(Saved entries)
****************************************

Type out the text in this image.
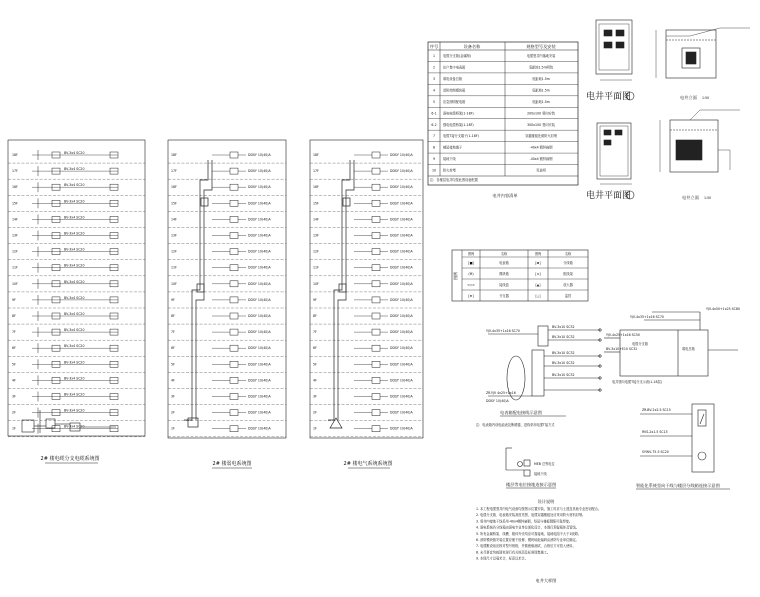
18F	BV-3x4 SC20
17F	BV-3x4 SC20
16F	BV-3x4 SC20
15F	BV-3x4 SC20
14F	BV-3x4 SC20
13F	BV-3x4 SC20
12F	BV-3x4 SC20
11F	BV-3x4 SC20
10F	BV-3x4 SC20
9F	BV-3x4 SC20
8F	BV-3x4 SC20
7F	BV-3x4 SC20
6F	BV-3x4 SC20
5F	BV-3x4 SC20
4F	BV-3x4 SC20
3F	BV-3x4 SC20
2F	BV-3x4 SC20
1F	BV-3x4 SC20
2# 楼电缆分支电缆系统图
18F	DDSY 10(40)A
17F	DDSY 10(40)A
16F	DDSY 10(40)A
15F	DDSY 10(40)A
14F	DDSY 10(40)A
13F	DDSY 10(40)A
12F	DDSY 10(40)A
11F	DDSY 10(40)A
10F	DDSY 10(40)A
9F	DDSY 10(40)A
8F	DDSY 10(40)A
7F	DDSY 10(40)A
6F	DDSY 10(40)A
5F	DDSY 10(40)A
4F	DDSY 10(40)A
3F	DDSY 10(40)A
2F	DDSY 10(40)A
1F	DDSY 10(40)A
2# 楼弱电系统图
18F	DDSY 10(40)A
17F	DDSY 10(40)A
16F	DDSY 10(40)A
15F	DDSY 10(40)A
14F	DDSY 10(40)A
13F	DDSY 10(40)A
12F	DDSY 10(40)A
11F	DDSY 10(40)A
10F	DDSY 10(40)A
9F	DDSY 10(40)A
8F	DDSY 10(40)A
7F	DDSY 10(40)A
6F	DDSY 10(40)A
5F	DDSY 10(40)A
4F	DDSY 10(40)A
3F	DDSY 10(40)A
2F	DDSY 10(40)A
1F	DDSY 10(40)A
2# 楼电气系统系统图
序号	设备名称	规格型号及安装
1 电缆分支箱(金属制)	电缆竖井内落地安装
2 住户集中电表箱	底距地1.5m明装
3 弱电设备总箱	底距地1.5m
4 消防控制模块箱	底距地1.5m
5 应急照明配电箱	底距地1.5m
6-1 弱电电缆桥架(1-18F)	200x100 竖向安装
6-2 强电电缆桥架(1-18F)	300x100 竖向安装
7 电缆T接分支端子(1-18F)	穿越楼板处做防火封堵
8 楼层接地端子	-40x4 镀锌扁钢
9 接地干线	-40x4 镀锌扁钢
10 防火封堵	见说明
注：各楼层电井均按此图设备配置
电井内容清单
电井平面图
电井平面图
电井立面 1:50
电井立面 1:50
图例
图例	名称	图例	名称
[■]	电表箱	[⊠]	分线箱
(M)	模块箱	[≡]	配线架
<◇>	接线盒	[▲]	放大器
[⊕]	分支器	[△]	监控
YJV-4x35+1x16 SC70
BV-3x10 SC32
BV-3x10 SC32
BV-3x10 SC32
BV-3x10 SC32
BV-3x10 SC32
ZR-YJV 4x25+1x16
DDSY 10(40)A
电表箱配电接线示意图
注：电表箱内设电能表及断路器，进线采用电缆T接方式
MEB 总等电位
接地干线
楼层等电位接地连接示意图
YJV-4x50+1x25 SC80
YJV-4x35+1x16 SC70
YJV-4x25+1x16 SC50
BV-3x10+E10 SC32
电缆分支箱
弱电总箱
电井竖向电缆T接分支示意(1-18层)
ZR-BV-2x2.5 SC15
RVS-2x1.5 SC15
SYWV-75-5 SC20
智能化系统竖向干线与楼层分线箱连接示意图
设计说明
1. 本工程电缆竖井内电气设备均按图示位置安装，施工时应与土建及其他专业密切配合。
2. 电缆分支箱、电表箱安装高度见图，电缆穿越楼板处应采用防火材料封堵。
3. 竖井内接地干线采用-40x4镀锌扁钢，每层与楼板钢筋可靠焊接。
4. 弱电系统各分线箱由弱电专业单位深化设计，本图仅预留箱体及管线。
5. 所有金属桥架、线槽、箱体外壳均应可靠接地，接地电阻不大于1欧姆。
6. 消防模块箱安装位置应便于检修，模块地址编码由消防专业单位确定。
7. 电缆敷设前应核对型号规格，并做绝缘测试，合格后方可投入使用。
8. 未尽事宜均按国家现行有关规范及标准图集施工。
9. 本图尺寸以毫米计，标高以米计。
电井大样图
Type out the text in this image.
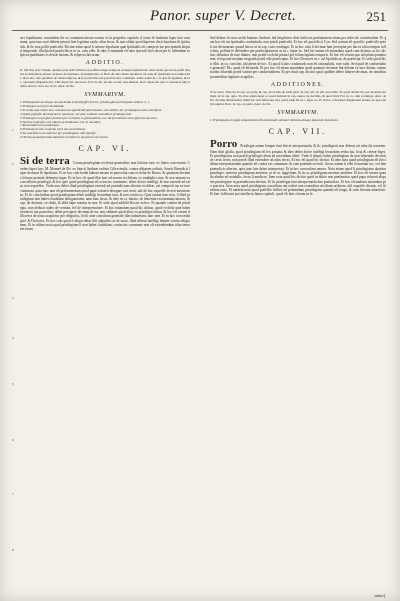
Panor. super V. Decret.	251
1
2
3
4
5
6
7
8

an i ſepulturam, contrahitur ibi ex communicatione eorum, vt in propoſito capitulo, ſi tenor ſit fundatus ſuper iure communi, quia tunc non debent priuari ſine legitima cauſa, alias ſecus, & non obſtat quod ſuperius dixit ſepultura ſit ſpiritualis, & ſic non poſſit præſcribi. Dicitur enim quod ſi ratione ſepulturæ quæ ſpiritualis eſt competit ius percipiendi aliquid temporale, illud poteſt præſcribi ut in ca. cum eſſet. & ideo ſi mutanda eſt ratio ſpeciali licet dicat per ſe tollendum reſpectu quæſtionis ecclesiæ factum, & reſpectu laicorum.

ADDITIO.

N. illa ſiue ordo Visum, quando quis dixit vltimi non poſſunt aliqua tempora recipere ſepulchrum, dicit etiam quod non poſſit aliquis eccleſiaſticus aliqua recipere de ſepultura, ſecundum Inn. et Hoſt. & ratio huius ſepulturæ eſt quia eſt ſpiritualis non temporalis, & in hoc caſu quæritur de omni tempore, & ſic præſcribi non poteſt de iure communi. Adde etiam in c. ſi quis ſit ſepultus, & in c. quoniam aliquando ibi. Vide ſuper hoc quod not. Fel. in rub. de reb. eccleſ. non alienan. & ſic ſuper his quæ a canonicis ſunt tradita; & hæc circa hoc noto. Alex. de Ne.

SVMMARIVM.
1 Priuilegiatus ab aliquo non facienda ſi illud poſſet ſeruire, priuile-gium priuilegiato tollitur, n. 1.
2 Priuilegia non ſunt extendenda.
3 Eccleſia quæ habet iure communi ius ſepeliendi parochianos, non tollitur per priuilegium aliis conceſſum.
4 Quaſi-poſſeſſio decimarum in quatenus, vel quæ nondum conceditur priuilegiorum.
5 Priuilegia non poſſunt produci per eccleſias in ſpiritualibus, nec ad pro-latione ultra ipſorum tenorem.
6 Tacitus conſenſus non inducit præiudicium, nec in omnibus.
7 Renuntiatio non præſumitur.
8 Priuilegium ſine conſenſu iuris non praeiudicat.
9 Ius quæſitum non aufertur per priuilegium, niſi expreſſe.
10 Paria quoad decimas debentur eccleſiæ in qua factus eſt auctor.
CAP. VI.

Si de terra Contra priuilegium ecclesiæ generaliter non ſoluitur iure, ex literis concessum. Confert ſuper hoc, M. Manuel de Bo. ex Sancti Andreæ ordinis Ciſtercienſis, contra abbatem ordinis. Sancti Benedicti ſuper decimas & ſepulturis. Et in hoc caſu hodie habent terram in parrochia cum eccleſia de Bomo, & quoniam decimas ſoluunt proinde debentur ſuper. Et in hoc eſt quod illæ ſunt ad eorum eccleſiam, ex multiplici iure, & non tantum ex conceſſione priuilegii, & hoc ipſo quod priuilegium eſt extra ius commune, debet ſtricte intelligi, & non extendi ad caſus non expreſſos. Vnde non debet iſtud priuilegium extendi ad præiudicium alterius eccleſiæ, cui competit ius ex iure communi, quia tunc non eſt preſumendum quod papa voluerit derogare iuri tertii, niſi de hoc expreſſe fecerit mentionem. Et ſic concluditur quod priuilegium debet intelligi ſecundum iura, & non contra ea. Quæ omnia ſunt vera, ſi illud priuilegium non habet clauſulam derogatoriam, nam tunc ſecus. & ideo in ca. ſtatuto, de ſententia excommunicationis, & cap. de decimis, eo titulo, & alibi ſæpe notatur in iure. Et vide quod addidit Doctor in hoc. Et quando conſtat de priuilegio, non deducit iudex de veritate, ſed de interpretatione. Et hoc notandum quod hic dicitur, quod eccleſia quæ habet terram in ſua parrochia, debet percipere decimas de ea, non obſtante quod alius ex priuilegio ſoluat, & hoc eſt verum ſi illa terra de nouo acquiritur per religioſos, ſed ſi ante concilium generale illas habuerunt, tunc non. Et in hoc concordat gloſ. & Doctores. Et hoc caſu quod ſi aliqui rebus ſibi adquiſitis ut de nouo, illud debeat intelligi ſemper contra religionem. Et in ultimo nota quod priuilegium ſi non habet clauſulam, contra ius commune non eſt extendendum ultra tenorem ſuum.

Sed debere ſic non credit Ioannes Andreæ, ſed ſimpliciter dicit ſufficere probationem etiam per teſtes de conſuetudine. Et quia hoc eſt ius ſpiritualis conſuetudo, non poteſt præſcribi. Et hoc eſt quod dicit Cyn. Sed certum eſt quod ſic præſcribi poteſt ius decimarum quoad laicos ut in cap. cum contingat. Et in hoc caſu ſi decimæ ſunt perceptæ per laicos ultra tempus ſufficiens, poſſunt ſe defendere per præſcriptionem, ut in c. ſuper eo. Sed hic tamen eſt notandum quod cum decima, ut hic dicitur, debeatur de iure diuino, non poteſt eccleſia priuari per ſolum lapſum temporis. Et hoc eſt verum quo ad ipſam quantitatem, ſed quoad modum exigendi poteſt eſſe præſcriptio. Et hoc Doctores in c. ad Apoſtolicæ, de præſcript. Et vide quod dicit Abb. in ca. cum ſint, ubi plene de hoc. Et quod ſi talis conſuetudo non eſt rationabilis, non valet. Sed quid de conſuetudine generali? Dic quod eſt ſeruanda. Et per hoc eſt etiam notandum quod quamuis decimæ ſint debitæ ex iure diuino, tamen modus ſoluendi poteſt variari per conſuetudinem. Et per iſtud cap. dicitur quod quilibet debet ſoluere decimas, de omnibus prouentibus legitime acquiſitis.

ADDITIONES.

Si de terra. Vide ibi in cap. ex parte, & cap. tua nobis, & adde gloſſ. in cap. ult. de reb. non alien. Et quod dicitur hic per modum exempli, ut in cap. quia. Tu vide etiam ſuper eo quod habetur in cap. nuper, de decimis, & quod dixit Fel. in ca. cum contingat. Alex. de Ne. Proinde ſubiiciuntur. Dixit hic non ſubiacens iuri, quod adde ibi in c. ſuper eo. Et in hoc caſu habes ſingularem notam, de qua etiam loquitur Doct. in cap. ex parte. Alex. de Ne.

SVMMARIVM.
1 Priuilegiatus hi poſſe aliquid debet illud alienatio alienari debitum alioqui ſtatuentis ſed tamen.
CAP. VII.

Porro Priuilegia autem ſemper ſunt ſtricte interpretanda, & ſic priuilegiati non debent uti ultra ſui tenorem. Nam dicit gloſſa, quod priuilegium eſt lex priuata, & ideo debet ſtricte intelligi ſecundum verba ſua, ſicut & ceteræ leges. Et priuilegiatus non poteſt priuilegio abuti ad nocendum alteri. Vnde ſi aliquis habet priuilegium de non ſoluendis decimis de certis terris, non poteſt illud extendere ad alias terras. Et hoc eſt quod hic dicitur. Et ideo nota quod priuilegium eſt ſtrictiſſime interpretandum quando eſt contra ius commune, & cum præiudicio tertii. Secus autem ſi eſſet ſecundum ius, vel ſine præiudicio alterius, quia tunc late debet interpretari. Et in hoc concordant omnes. Nota etiam quod ſi priuilegiatus abutitur priuilegio, meretur priuilegium amittere, ut in ca. ſuggeſtum, & in ca. priuilegium meretur amittere. Et hoc eſt verum quando abuſus eſt notabilis, ſecus ſi modicus. Item nota quod hic dicitur quod in dubio non præſumitur quod papa voluerit aliquem priuilegiare in præiudicium alterius. Et ſic priuilegia ſunt interpretanda ſine præiudicio. Et hoc eſt multum notandum pro practica. Item nota quod priuilegium conceſſum uni ordini non extenditur ad alium ordinem, niſi expreſſe dicatur, vel ſit eadem ratio. Et tandem nota quod poſſeſſio ſufficit ad probandum priuilegium quando eſt longa, & cum ſcientia aduerſarii. Et hæc ſufficiant pro intellectu huius capituli, quod eſt ſatis clarum in ſe.

aduerſ.
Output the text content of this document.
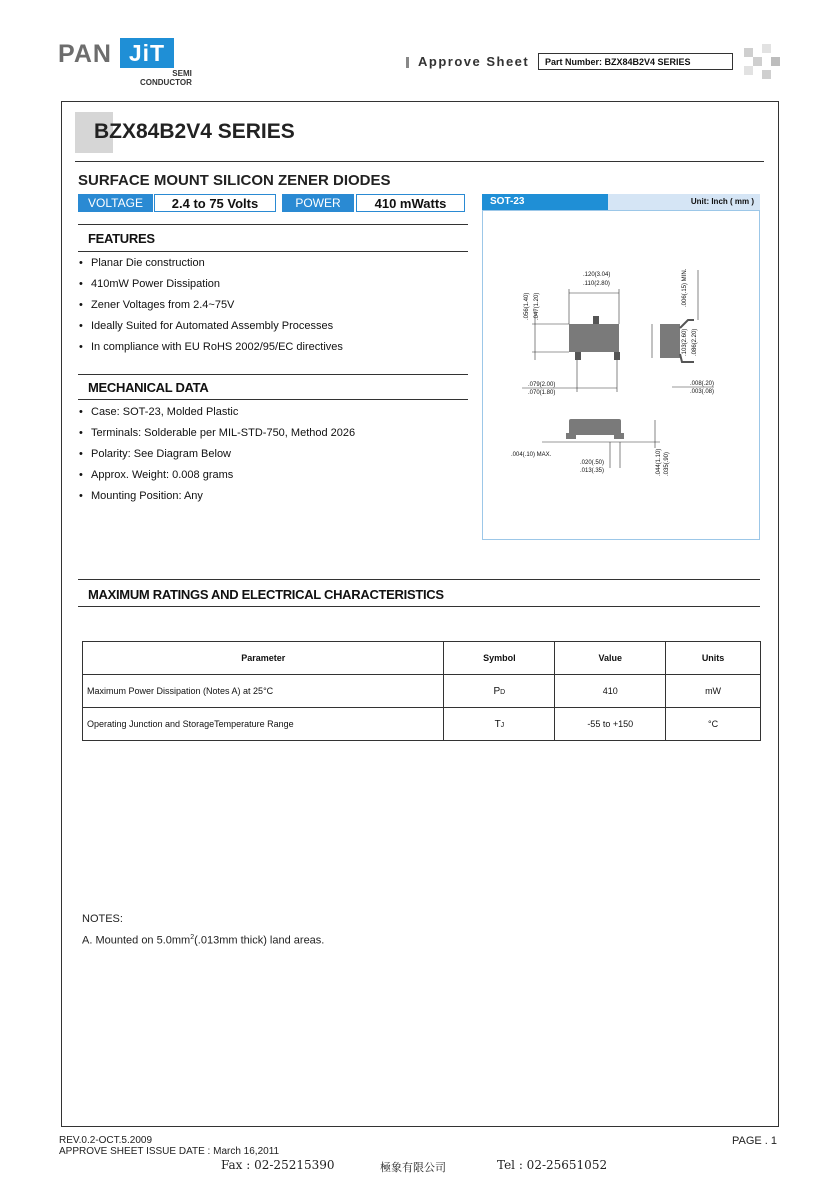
PAN JiT
SEMI
CONDUCTOR
Approve Sheet	Part Number: BZX84B2V4 SERIES
BZX84B2V4 SERIES
SURFACE MOUNT SILICON ZENER DIODES
VOLTAGE	2.4 to 75 Volts	POWER	410 mWatts
FEATURES
• Planar Die construction
• 410mW Power Dissipation
• Zener Voltages from 2.4~75V
• Ideally Suited for Automated Assembly Processes
• In compliance with EU RoHS 2002/95/EC directives
MECHANICAL DATA
• Case: SOT-23, Molded Plastic
• Terminals: Solderable per MIL-STD-750, Method 2026
• Polarity: See Diagram Below
• Approx. Weight: 0.008 grams
• Mounting Position: Any
SOT-23	Unit: Inch ( mm )
.120(3.04)
.110(2.80)
.056(1.40) .047(1.20)
.079(2.00)
.070(1.80)
.006(.15) MIN.
.103(2.60) .086(2.20)
.008(.20)
.003(.08)
.004(.10) MAX.
.020(.50)
.013(.35)	.044(1.10) .035(.90)
MAXIMUM RATINGS AND ELECTRICAL CHARACTERISTICS
Parameter	Symbol	Value	Units
Maximum Power Dissipation (Notes A) at 25°C	PD	410	mW
Operating Junction and StorageTemperature Range	TJ	-55 to +150	°C
NOTES:
A. Mounted on $5.0mm^2(.013mm$ thick) land areas.
REV.0.2-OCT.5.2009
APPROVE SHEET ISSUE DATE : March 16,2011
PAGE . 1
Fax : 02-25215390	極象有限公司	Tel : 02-25651052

****************************************

▶ [INSTRUCTION] Which lines hold the word "aliquid"? Copy all of them.

▶ [SOLUTION TO THIS TASK]
an i ſepulturam, contrahitur ibi ex communicatione eorum, vt in propoſito capitulo, ſi tenor ſit fundatus ſuper iure communi, quia tunc non debent priuari ſine legitima cauſa, alias ſecus, & non obſtat quod ſuperius dixit ſepultura ſit ſpiritualis, & ſic non poſſit præſcribi. Dicitur enim quod ſi ratione ſepulturæ quæ ſpiritualis eſt competit ius percipiendi aliquid temporale, illud poteſt præſcribi ut in ca. cum eſſet. & ideo ſi mutanda eſt ratio ſpeciali licet dicat per ſe tollendum reſpectu quæſtionis ecclesiæ factum, & reſpectu laicorum.
1 Priuilegiatus hi poſſe aliquid debet illud alienatio alienari debitum alioqui ſtatuentis ſed tamen.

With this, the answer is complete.